- To do
Emit the data below verbatim, stripping out any pictures.

## begin Dataset content

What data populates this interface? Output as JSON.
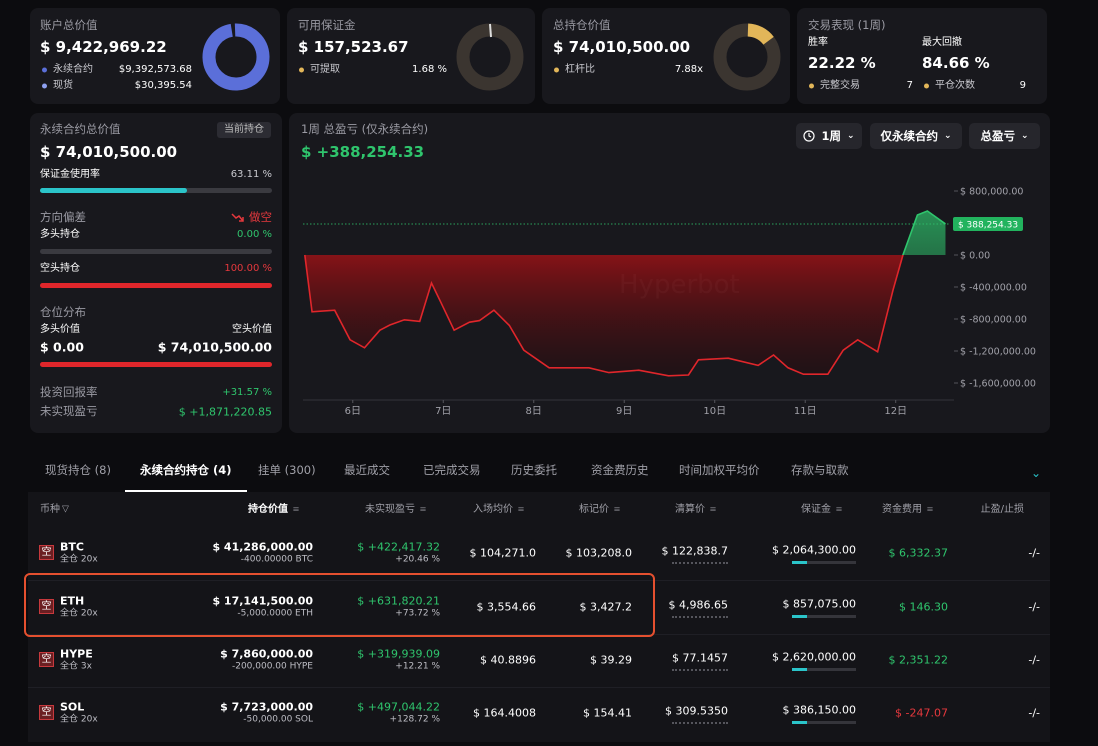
{
  "cards": [
    {
      "title": "账户总价值",
      "value": "$ 9,422,969.22",
      "items": [
        {
          "label": "永续合约",
          "value": "$9,392,573.68"
        },
        {
          "label": "现货",
          "value": "$30,395.54"
        }
      ]
    },
    {
      "title": "可用保证金",
      "value": "$ 157,523.67",
      "items": [
        {
          "label": "可提取",
          "value": "1.68 %"
        }
      ]
    },
    {
      "title": "总持仓价值",
      "value": "$ 74,010,500.00",
      "items": [
        {
          "label": "杠杆比",
          "value": "7.88x"
        }
      ]
    },
    {
      "title": "交易表现 (1周)",
      "stats": [
        {
          "label": "胜率",
          "value": "22.22 %"
        },
        {
          "label": "最大回撤",
          "value": "84.66 %"
        }
      ],
      "items": [
        {
          "label": "完整交易",
          "value": "7"
        },
        {
          "label": "平仓次数",
          "value": "9"
        }
      ]
    }
  ],
  "perp_panel": {
    "title": "永续合约总价值",
    "badge": "当前持仓",
    "value": "$ 74,010,500.00",
    "margin_label": "保证金使用率",
    "margin_value": "63.11 %",
    "bias_label": "方向偏差",
    "bias_value": "做空",
    "long_label": "多头持仓",
    "long_value": "0.00 %",
    "short_label": "空头持仓",
    "short_value": "100.00 %",
    "dist_label": "仓位分布",
    "long_value_label": "多头价值",
    "short_value_label": "空头价值",
    "long_amount": "$ 0.00",
    "short_amount": "$ 74,010,500.00",
    "roi_label": "投资回报率",
    "roi_value": "+31.57 %",
    "upnl_label": "未实现盈亏",
    "upnl_value": "$ +1,871,220.85"
  },
  "pnl_chart": {
    "type": "area",
    "title": "1周 总盈亏 (仅永续合约)",
    "value": "$ +388,254.33",
    "filters": [
      "1周",
      "仅永续合约",
      "总盈亏"
    ],
    "watermark": "Hyperbot",
    "x": [
      5.47,
      5.55,
      5.8,
      5.97,
      6.13,
      6.3,
      6.41,
      6.57,
      6.74,
      6.87,
      6.96,
      7.12,
      7.29,
      7.4,
      7.56,
      7.73,
      7.89,
      8.17,
      8.61,
      8.83,
      9.16,
      9.49,
      9.71,
      9.82,
      10.15,
      10.48,
      10.65,
      10.81,
      10.98,
      11.25,
      11.42,
      11.58,
      11.8,
      11.97,
      12.08,
      12.24,
      12.35,
      12.55
    ],
    "values": [
      0,
      -710000,
      -690000,
      -1060000,
      -1160000,
      -940000,
      -875000,
      -810000,
      -830000,
      -350000,
      -560000,
      -940000,
      -840000,
      -820000,
      -690000,
      -880000,
      -1190000,
      -1410000,
      -1410000,
      -1470000,
      -1440000,
      -1510000,
      -1500000,
      -1310000,
      -1290000,
      -1380000,
      -1250000,
      -1410000,
      -1490000,
      -1490000,
      -1190000,
      -1060000,
      -1210000,
      -440000,
      0,
      500000,
      550000,
      388254.33
    ],
    "current_label": "$ 388,254.33",
    "xlim": [
      5.45,
      12.6
    ],
    "ylim": [
      -1812500,
      937500
    ],
    "xticks": [
      {
        "value": 6,
        "label": "6日"
      },
      {
        "value": 7,
        "label": "7日"
      },
      {
        "value": 8,
        "label": "8日"
      },
      {
        "value": 9,
        "label": "9日"
      },
      {
        "value": 10,
        "label": "10日"
      },
      {
        "value": 11,
        "label": "11日"
      },
      {
        "value": 12,
        "label": "12日"
      }
    ],
    "yticks": [
      {
        "value": 800000,
        "label": "$ 800,000.00"
      },
      {
        "value": 0,
        "label": "$ 0.00"
      },
      {
        "value": -400000,
        "label": "$ -400,000.00"
      },
      {
        "value": -800000,
        "label": "$ -800,000.00"
      },
      {
        "value": -1200000,
        "label": "$ -1,200,000.00"
      },
      {
        "value": -1600000,
        "label": "$ -1,600,000.00"
      }
    ]
  },
  "tabs": [
    "现货持仓 (8)",
    "永续合约持仓 (4)",
    "挂单 (300)",
    "最近成交",
    "已完成交易",
    "历史委托",
    "资金费历史",
    "时间加权平均价",
    "存款与取款"
  ],
  "active_tab": 1,
  "table": {
    "badge": "空",
    "headers": [
      "币种",
      "持仓价值",
      "未实现盈亏",
      "入场均价",
      "标记价",
      "清算价",
      "保证金",
      "资金费用",
      "止盈/止损"
    ],
    "rows": [
      [
        "BTC",
        "全仓 20x",
        "$ 41,286,000.00",
        "-400.00000 BTC",
        "$ +422,417.32",
        "+20.46 %",
        "$ 104,271.0",
        "$ 103,208.0",
        "$ 122,838.7",
        "$ 2,064,300.00",
        "$ 6,332.37",
        "-/-"
      ],
      [
        "ETH",
        "全仓 20x",
        "$ 17,141,500.00",
        "-5,000.0000 ETH",
        "$ +631,820.21",
        "+73.72 %",
        "$ 3,554.66",
        "$ 3,427.2",
        "$ 4,986.65",
        "$ 857,075.00",
        "$ 146.30",
        "-/-"
      ],
      [
        "HYPE",
        "全仓 3x",
        "$ 7,860,000.00",
        "-200,000.00 HYPE",
        "$ +319,939.09",
        "+12.21 %",
        "$ 40.8896",
        "$ 39.29",
        "$ 77.1457",
        "$ 2,620,000.00",
        "$ 2,351.22",
        "-/-"
      ],
      [
        "SOL",
        "全仓 20x",
        "$ 7,723,000.00",
        "-50,000.00 SOL",
        "$ +497,044.22",
        "+128.72 %",
        "$ 164.4008",
        "$ 154.41",
        "$ 309.5350",
        "$ 386,150.00",
        "$ -247.07",
        "-/-"
      ]
    ],
    "highlight_row": 1
  }
}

## end Dataset content

- Task solution
What data populates this interface? Output as JSON.
{
  "cards": [
    {
      "title": "账户总价值",
      "value": "$ 9,422,969.22",
      "items": [
        {
          "label": "永续合约",
          "value": "$9,392,573.68"
        },
        {
          "label": "现货",
          "value": "$30,395.54"
        }
      ]
    },
    {
      "title": "可用保证金",
      "value": "$ 157,523.67",
      "items": [
        {
          "label": "可提取",
          "value": "1.68 %"
        }
      ]
    },
    {
      "title": "总持仓价值",
      "value": "$ 74,010,500.00",
      "items": [
        {
          "label": "杠杆比",
          "value": "7.88x"
        }
      ]
    },
    {
      "title": "交易表现 (1周)",
      "stats": [
        {
          "label": "胜率",
          "value": "22.22 %"
        },
        {
          "label": "最大回撤",
          "value": "84.66 %"
        }
      ],
      "items": [
        {
          "label": "完整交易",
          "value": "7"
        },
        {
          "label": "平仓次数",
          "value": "9"
        }
      ]
    }
  ],
  "perp_panel": {
    "title": "永续合约总价值",
    "badge": "当前持仓",
    "value": "$ 74,010,500.00",
    "margin_label": "保证金使用率",
    "margin_value": "63.11 %",
    "bias_label": "方向偏差",
    "bias_value": "做空",
    "long_label": "多头持仓",
    "long_value": "0.00 %",
    "short_label": "空头持仓",
    "short_value": "100.00 %",
    "dist_label": "仓位分布",
    "long_value_label": "多头价值",
    "short_value_label": "空头价值",
    "long_amount": "$ 0.00",
    "short_amount": "$ 74,010,500.00",
    "roi_label": "投资回报率",
    "roi_value": "+31.57 %",
    "upnl_label": "未实现盈亏",
    "upnl_value": "$ +1,871,220.85"
  },
  "pnl_chart": {
    "type": "area",
    "title": "1周 总盈亏 (仅永续合约)",
    "value": "$ +388,254.33",
    "filters": [
      "1周",
      "仅永续合约",
      "总盈亏"
    ],
    "watermark": "Hyperbot",
    "x": [
      5.47,
      5.55,
      5.8,
      5.97,
      6.13,
      6.3,
      6.41,
      6.57,
      6.74,
      6.87,
      6.96,
      7.12,
      7.29,
      7.4,
      7.56,
      7.73,
      7.89,
      8.17,
      8.61,
      8.83,
      9.16,
      9.49,
      9.71,
      9.82,
      10.15,
      10.48,
      10.65,
      10.81,
      10.98,
      11.25,
      11.42,
      11.58,
      11.8,
      11.97,
      12.08,
      12.24,
      12.35,
      12.55
    ],
    "values": [
      0,
      -710000,
      -690000,
      -1060000,
      -1160000,
      -940000,
      -875000,
      -810000,
      -830000,
      -350000,
      -560000,
      -940000,
      -840000,
      -820000,
      -690000,
      -880000,
      -1190000,
      -1410000,
      -1410000,
      -1470000,
      -1440000,
      -1510000,
      -1500000,
      -1310000,
      -1290000,
      -1380000,
      -1250000,
      -1410000,
      -1490000,
      -1490000,
      -1190000,
      -1060000,
      -1210000,
      -440000,
      0,
      500000,
      550000,
      388254.33
    ],
    "current_label": "$ 388,254.33",
    "xlim": [
      5.45,
      12.6
    ],
    "ylim": [
      -1812500,
      937500
    ],
    "xticks": [
      {
        "value": 6,
        "label": "6日"
      },
      {
        "value": 7,
        "label": "7日"
      },
      {
        "value": 8,
        "label": "8日"
      },
      {
        "value": 9,
        "label": "9日"
      },
      {
        "value": 10,
        "label": "10日"
      },
      {
        "value": 11,
        "label": "11日"
      },
      {
        "value": 12,
        "label": "12日"
      }
    ],
    "yticks": [
      {
        "value": 800000,
        "label": "$ 800,000.00"
      },
      {
        "value": 0,
        "label": "$ 0.00"
      },
      {
        "value": -400000,
        "label": "$ -400,000.00"
      },
      {
        "value": -800000,
        "label": "$ -800,000.00"
      },
      {
        "value": -1200000,
        "label": "$ -1,200,000.00"
      },
      {
        "value": -1600000,
        "label": "$ -1,600,000.00"
      }
    ]
  },
  "tabs": [
    "现货持仓 (8)",
    "永续合约持仓 (4)",
    "挂单 (300)",
    "最近成交",
    "已完成交易",
    "历史委托",
    "资金费历史",
    "时间加权平均价",
    "存款与取款"
  ],
  "active_tab": 1,
  "table": {
    "badge": "空",
    "headers": [
      "币种",
      "持仓价值",
      "未实现盈亏",
      "入场均价",
      "标记价",
      "清算价",
      "保证金",
      "资金费用",
      "止盈/止损"
    ],
    "rows": [
      [
        "BTC",
        "全仓 20x",
        "$ 41,286,000.00",
        "-400.00000 BTC",
        "$ +422,417.32",
        "+20.46 %",
        "$ 104,271.0",
        "$ 103,208.0",
        "$ 122,838.7",
        "$ 2,064,300.00",
        "$ 6,332.37",
        "-/-"
      ],
      [
        "ETH",
        "全仓 20x",
        "$ 17,141,500.00",
        "-5,000.0000 ETH",
        "$ +631,820.21",
        "+73.72 %",
        "$ 3,554.66",
        "$ 3,427.2",
        "$ 4,986.65",
        "$ 857,075.00",
        "$ 146.30",
        "-/-"
      ],
      [
        "HYPE",
        "全仓 3x",
        "$ 7,860,000.00",
        "-200,000.00 HYPE",
        "$ +319,939.09",
        "+12.21 %",
        "$ 40.8896",
        "$ 39.29",
        "$ 77.1457",
        "$ 2,620,000.00",
        "$ 2,351.22",
        "-/-"
      ],
      [
        "SOL",
        "全仓 20x",
        "$ 7,723,000.00",
        "-50,000.00 SOL",
        "$ +497,044.22",
        "+128.72 %",
        "$ 164.4008",
        "$ 154.41",
        "$ 309.5350",
        "$ 386,150.00",
        "$ -247.07",
        "-/-"
      ]
    ],
    "highlight_row": 1
  }
}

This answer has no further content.